# [EXERCISE BRIEF]
Provide the records once more, identical to the original.

# [EXCERPTED DATA]
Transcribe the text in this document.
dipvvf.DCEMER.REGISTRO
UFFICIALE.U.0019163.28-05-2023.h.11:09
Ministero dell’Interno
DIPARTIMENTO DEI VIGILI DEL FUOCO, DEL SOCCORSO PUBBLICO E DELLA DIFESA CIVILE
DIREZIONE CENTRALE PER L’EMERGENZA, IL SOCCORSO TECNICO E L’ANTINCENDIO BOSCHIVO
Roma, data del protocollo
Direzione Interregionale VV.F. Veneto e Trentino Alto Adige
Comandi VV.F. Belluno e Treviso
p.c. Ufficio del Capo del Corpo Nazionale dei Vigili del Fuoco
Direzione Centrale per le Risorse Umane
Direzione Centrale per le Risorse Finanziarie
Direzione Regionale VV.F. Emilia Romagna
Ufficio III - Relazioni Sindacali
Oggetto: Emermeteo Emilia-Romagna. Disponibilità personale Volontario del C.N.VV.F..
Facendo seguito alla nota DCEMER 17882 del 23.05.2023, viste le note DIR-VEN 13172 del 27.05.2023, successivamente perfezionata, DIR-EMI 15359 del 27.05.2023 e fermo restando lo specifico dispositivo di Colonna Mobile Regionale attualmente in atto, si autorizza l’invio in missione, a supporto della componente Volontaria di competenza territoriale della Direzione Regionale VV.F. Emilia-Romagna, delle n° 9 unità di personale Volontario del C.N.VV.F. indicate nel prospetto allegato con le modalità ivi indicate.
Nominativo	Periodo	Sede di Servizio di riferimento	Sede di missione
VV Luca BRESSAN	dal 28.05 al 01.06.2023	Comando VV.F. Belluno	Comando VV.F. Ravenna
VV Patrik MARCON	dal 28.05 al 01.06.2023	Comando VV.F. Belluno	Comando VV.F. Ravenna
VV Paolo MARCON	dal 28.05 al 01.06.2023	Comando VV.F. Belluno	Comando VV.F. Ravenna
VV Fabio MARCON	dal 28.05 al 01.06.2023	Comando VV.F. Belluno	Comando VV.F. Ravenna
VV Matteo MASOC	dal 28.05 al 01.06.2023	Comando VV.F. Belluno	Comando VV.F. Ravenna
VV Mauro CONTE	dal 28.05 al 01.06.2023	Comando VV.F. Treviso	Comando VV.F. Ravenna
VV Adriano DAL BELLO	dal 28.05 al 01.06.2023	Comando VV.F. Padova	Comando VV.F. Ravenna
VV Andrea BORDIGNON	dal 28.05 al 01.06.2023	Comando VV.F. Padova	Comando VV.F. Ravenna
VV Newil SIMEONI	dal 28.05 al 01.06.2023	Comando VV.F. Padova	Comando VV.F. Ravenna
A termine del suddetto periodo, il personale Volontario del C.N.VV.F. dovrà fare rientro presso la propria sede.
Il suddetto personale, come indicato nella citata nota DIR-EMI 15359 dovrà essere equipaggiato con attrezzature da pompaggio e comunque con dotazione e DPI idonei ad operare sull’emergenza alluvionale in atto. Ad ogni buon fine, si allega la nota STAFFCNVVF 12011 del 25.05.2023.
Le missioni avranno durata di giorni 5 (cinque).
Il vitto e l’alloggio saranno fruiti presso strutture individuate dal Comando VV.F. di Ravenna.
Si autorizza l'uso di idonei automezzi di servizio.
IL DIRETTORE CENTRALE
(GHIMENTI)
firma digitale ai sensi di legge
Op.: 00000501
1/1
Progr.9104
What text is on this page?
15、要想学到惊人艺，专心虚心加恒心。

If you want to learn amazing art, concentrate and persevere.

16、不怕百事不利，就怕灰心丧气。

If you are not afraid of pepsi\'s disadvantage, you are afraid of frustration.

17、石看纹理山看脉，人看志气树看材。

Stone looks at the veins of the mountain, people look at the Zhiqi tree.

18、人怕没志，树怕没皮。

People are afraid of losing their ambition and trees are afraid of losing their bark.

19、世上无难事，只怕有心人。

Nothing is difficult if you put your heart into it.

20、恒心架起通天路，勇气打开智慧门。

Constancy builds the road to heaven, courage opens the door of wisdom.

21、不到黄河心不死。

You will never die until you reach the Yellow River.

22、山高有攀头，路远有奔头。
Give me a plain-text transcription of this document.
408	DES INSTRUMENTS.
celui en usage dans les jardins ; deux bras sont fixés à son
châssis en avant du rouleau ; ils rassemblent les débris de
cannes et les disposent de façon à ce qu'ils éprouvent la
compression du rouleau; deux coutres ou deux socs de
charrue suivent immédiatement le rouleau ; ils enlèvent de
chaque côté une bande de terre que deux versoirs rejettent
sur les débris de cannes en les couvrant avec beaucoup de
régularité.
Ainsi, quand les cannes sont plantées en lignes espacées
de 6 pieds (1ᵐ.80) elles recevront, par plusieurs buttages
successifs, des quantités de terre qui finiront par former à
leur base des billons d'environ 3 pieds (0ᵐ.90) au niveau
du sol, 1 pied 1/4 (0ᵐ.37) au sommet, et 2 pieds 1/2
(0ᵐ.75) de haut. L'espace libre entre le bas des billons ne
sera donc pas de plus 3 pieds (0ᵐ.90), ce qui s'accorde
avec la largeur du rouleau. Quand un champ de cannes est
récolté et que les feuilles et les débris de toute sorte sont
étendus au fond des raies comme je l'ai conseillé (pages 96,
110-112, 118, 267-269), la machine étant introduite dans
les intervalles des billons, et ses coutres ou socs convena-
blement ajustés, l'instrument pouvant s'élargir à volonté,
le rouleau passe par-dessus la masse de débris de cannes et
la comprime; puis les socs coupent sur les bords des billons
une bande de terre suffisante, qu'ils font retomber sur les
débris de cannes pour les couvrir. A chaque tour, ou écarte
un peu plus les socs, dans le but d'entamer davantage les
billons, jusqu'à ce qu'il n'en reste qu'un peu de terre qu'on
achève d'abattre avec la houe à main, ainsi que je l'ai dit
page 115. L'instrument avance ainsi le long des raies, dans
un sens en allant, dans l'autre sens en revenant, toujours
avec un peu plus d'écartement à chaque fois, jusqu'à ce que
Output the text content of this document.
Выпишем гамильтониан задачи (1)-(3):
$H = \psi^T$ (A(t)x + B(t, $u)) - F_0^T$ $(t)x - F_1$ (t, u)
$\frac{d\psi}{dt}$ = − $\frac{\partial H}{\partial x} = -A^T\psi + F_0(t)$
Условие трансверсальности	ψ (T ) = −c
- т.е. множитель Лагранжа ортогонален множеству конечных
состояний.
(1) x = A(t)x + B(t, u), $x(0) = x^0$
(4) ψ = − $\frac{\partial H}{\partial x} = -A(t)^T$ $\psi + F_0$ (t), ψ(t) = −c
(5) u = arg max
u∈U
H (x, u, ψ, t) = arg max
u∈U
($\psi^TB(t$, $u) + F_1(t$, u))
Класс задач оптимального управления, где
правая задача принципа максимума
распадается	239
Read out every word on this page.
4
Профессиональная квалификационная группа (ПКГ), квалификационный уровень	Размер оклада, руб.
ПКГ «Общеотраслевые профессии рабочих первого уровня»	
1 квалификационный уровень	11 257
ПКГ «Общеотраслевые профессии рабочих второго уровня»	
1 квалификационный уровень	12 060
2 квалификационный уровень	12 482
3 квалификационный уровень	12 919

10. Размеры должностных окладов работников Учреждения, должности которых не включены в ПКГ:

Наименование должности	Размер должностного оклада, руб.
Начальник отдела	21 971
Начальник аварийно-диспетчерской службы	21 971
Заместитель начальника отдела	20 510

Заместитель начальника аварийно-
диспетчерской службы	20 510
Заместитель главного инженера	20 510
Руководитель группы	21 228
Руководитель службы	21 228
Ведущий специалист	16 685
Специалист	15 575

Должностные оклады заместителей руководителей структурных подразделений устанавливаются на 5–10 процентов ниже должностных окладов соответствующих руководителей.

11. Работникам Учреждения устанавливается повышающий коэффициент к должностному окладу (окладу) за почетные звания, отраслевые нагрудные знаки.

# [OUTPUT FOR THIS TASK]
Transcribe the text in this document.
dipvvf.DCEMER.REGISTRO
UFFICIALE.U.0019163.28-05-2023.h.11:09
Ministero dell’Interno
DIPARTIMENTO DEI VIGILI DEL FUOCO, DEL SOCCORSO PUBBLICO E DELLA DIFESA CIVILE
DIREZIONE CENTRALE PER L’EMERGENZA, IL SOCCORSO TECNICO E L’ANTINCENDIO BOSCHIVO
Roma, data del protocollo
Direzione Interregionale VV.F. Veneto e Trentino Alto Adige
Comandi VV.F. Belluno e Treviso
p.c. Ufficio del Capo del Corpo Nazionale dei Vigili del Fuoco
Direzione Centrale per le Risorse Umane
Direzione Centrale per le Risorse Finanziarie
Direzione Regionale VV.F. Emilia Romagna
Ufficio III - Relazioni Sindacali
Oggetto: Emermeteo Emilia-Romagna. Disponibilità personale Volontario del C.N.VV.F..
Facendo seguito alla nota DCEMER 17882 del 23.05.2023, viste le note DIR-VEN 13172 del 27.05.2023, successivamente perfezionata, DIR-EMI 15359 del 27.05.2023 e fermo restando lo specifico dispositivo di Colonna Mobile Regionale attualmente in atto, si autorizza l’invio in missione, a supporto della componente Volontaria di competenza territoriale della Direzione Regionale VV.F. Emilia-Romagna, delle n° 9 unità di personale Volontario del C.N.VV.F. indicate nel prospetto allegato con le modalità ivi indicate.
Nominativo	Periodo	Sede di Servizio di riferimento	Sede di missione
VV Luca BRESSAN	dal 28.05 al 01.06.2023	Comando VV.F. Belluno	Comando VV.F. Ravenna
VV Patrik MARCON	dal 28.05 al 01.06.2023	Comando VV.F. Belluno	Comando VV.F. Ravenna
VV Paolo MARCON	dal 28.05 al 01.06.2023	Comando VV.F. Belluno	Comando VV.F. Ravenna
VV Fabio MARCON	dal 28.05 al 01.06.2023	Comando VV.F. Belluno	Comando VV.F. Ravenna
VV Matteo MASOC	dal 28.05 al 01.06.2023	Comando VV.F. Belluno	Comando VV.F. Ravenna
VV Mauro CONTE	dal 28.05 al 01.06.2023	Comando VV.F. Treviso	Comando VV.F. Ravenna
VV Adriano DAL BELLO	dal 28.05 al 01.06.2023	Comando VV.F. Padova	Comando VV.F. Ravenna
VV Andrea BORDIGNON	dal 28.05 al 01.06.2023	Comando VV.F. Padova	Comando VV.F. Ravenna
VV Newil SIMEONI	dal 28.05 al 01.06.2023	Comando VV.F. Padova	Comando VV.F. Ravenna
A termine del suddetto periodo, il personale Volontario del C.N.VV.F. dovrà fare rientro presso la propria sede.
Il suddetto personale, come indicato nella citata nota DIR-EMI 15359 dovrà essere equipaggiato con attrezzature da pompaggio e comunque con dotazione e DPI idonei ad operare sull’emergenza alluvionale in atto. Ad ogni buon fine, si allega la nota STAFFCNVVF 12011 del 25.05.2023.
Le missioni avranno durata di giorni 5 (cinque).
Il vitto e l’alloggio saranno fruiti presso strutture individuate dal Comando VV.F. di Ravenna.
Si autorizza l'uso di idonei automezzi di servizio.
IL DIRETTORE CENTRALE
(GHIMENTI)
firma digitale ai sensi di legge
Op.: 00000501
1/1
Progr.9104
What text is on this page?
15、要想学到惊人艺，专心虚心加恒心。

If you want to learn amazing art, concentrate and persevere.

16、不怕百事不利，就怕灰心丧气。

If you are not afraid of pepsi\'s disadvantage, you are afraid of frustration.

17、石看纹理山看脉，人看志气树看材。

Stone looks at the veins of the mountain, people look at the Zhiqi tree.

18、人怕没志，树怕没皮。

People are afraid of losing their ambition and trees are afraid of losing their bark.

19、世上无难事，只怕有心人。

Nothing is difficult if you put your heart into it.

20、恒心架起通天路，勇气打开智慧门。

Constancy builds the road to heaven, courage opens the door of wisdom.

21、不到黄河心不死。

You will never die until you reach the Yellow River.

22、山高有攀头，路远有奔头。
Give me a plain-text transcription of this document.
408	DES INSTRUMENTS.
celui en usage dans les jardins ; deux bras sont fixés à son
châssis en avant du rouleau ; ils rassemblent les débris de
cannes et les disposent de façon à ce qu'ils éprouvent la
compression du rouleau; deux coutres ou deux socs de
charrue suivent immédiatement le rouleau ; ils enlèvent de
chaque côté une bande de terre que deux versoirs rejettent
sur les débris de cannes en les couvrant avec beaucoup de
régularité.
Ainsi, quand les cannes sont plantées en lignes espacées
de 6 pieds (1ᵐ.80) elles recevront, par plusieurs buttages
successifs, des quantités de terre qui finiront par former à
leur base des billons d'environ 3 pieds (0ᵐ.90) au niveau
du sol, 1 pied 1/4 (0ᵐ.37) au sommet, et 2 pieds 1/2
(0ᵐ.75) de haut. L'espace libre entre le bas des billons ne
sera donc pas de plus 3 pieds (0ᵐ.90), ce qui s'accorde
avec la largeur du rouleau. Quand un champ de cannes est
récolté et que les feuilles et les débris de toute sorte sont
étendus au fond des raies comme je l'ai conseillé (pages 96,
110-112, 118, 267-269), la machine étant introduite dans
les intervalles des billons, et ses coutres ou socs convena-
blement ajustés, l'instrument pouvant s'élargir à volonté,
le rouleau passe par-dessus la masse de débris de cannes et
la comprime; puis les socs coupent sur les bords des billons
une bande de terre suffisante, qu'ils font retomber sur les
débris de cannes pour les couvrir. A chaque tour, ou écarte
un peu plus les socs, dans le but d'entamer davantage les
billons, jusqu'à ce qu'il n'en reste qu'un peu de terre qu'on
achève d'abattre avec la houe à main, ainsi que je l'ai dit
page 115. L'instrument avance ainsi le long des raies, dans
un sens en allant, dans l'autre sens en revenant, toujours
avec un peu plus d'écartement à chaque fois, jusqu'à ce que
Output the text content of this document.
Выпишем гамильтониан задачи (1)-(3):
$H = \psi^T$ (A(t)x + B(t, $u)) - F_0^T$ $(t)x - F_1$ (t, u)
$\frac{d\psi}{dt}$ = − $\frac{\partial H}{\partial x} = -A^T\psi + F_0(t)$
Условие трансверсальности	ψ (T ) = −c
- т.е. множитель Лагранжа ортогонален множеству конечных
состояний.
(1) x = A(t)x + B(t, u), $x(0) = x^0$
(4) ψ = − $\frac{\partial H}{\partial x} = -A(t)^T$ $\psi + F_0$ (t), ψ(t) = −c
(5) u = arg max
u∈U
H (x, u, ψ, t) = arg max
u∈U
($\psi^TB(t$, $u) + F_1(t$, u))
Класс задач оптимального управления, где
правая задача принципа максимума
распадается	239
Read out every word on this page.
4
Профессиональная квалификационная группа (ПКГ), квалификационный уровень	Размер оклада, руб.
ПКГ «Общеотраслевые профессии рабочих первого уровня»	
1 квалификационный уровень	11 257
ПКГ «Общеотраслевые профессии рабочих второго уровня»	
1 квалификационный уровень	12 060
2 квалификационный уровень	12 482
3 квалификационный уровень	12 919

10. Размеры должностных окладов работников Учреждения, должности которых не включены в ПКГ:

Наименование должности	Размер должностного оклада, руб.
Начальник отдела	21 971
Начальник аварийно-диспетчерской службы	21 971
Заместитель начальника отдела	20 510

Заместитель начальника аварийно-
диспетчерской службы	20 510
Заместитель главного инженера	20 510
Руководитель группы	21 228
Руководитель службы	21 228
Ведущий специалист	16 685
Специалист	15 575

Должностные оклады заместителей руководителей структурных подразделений устанавливаются на 5–10 процентов ниже должностных окладов соответствующих руководителей.

11. Работникам Учреждения устанавливается повышающий коэффициент к должностному окладу (окладу) за почетные звания, отраслевые нагрудные знаки.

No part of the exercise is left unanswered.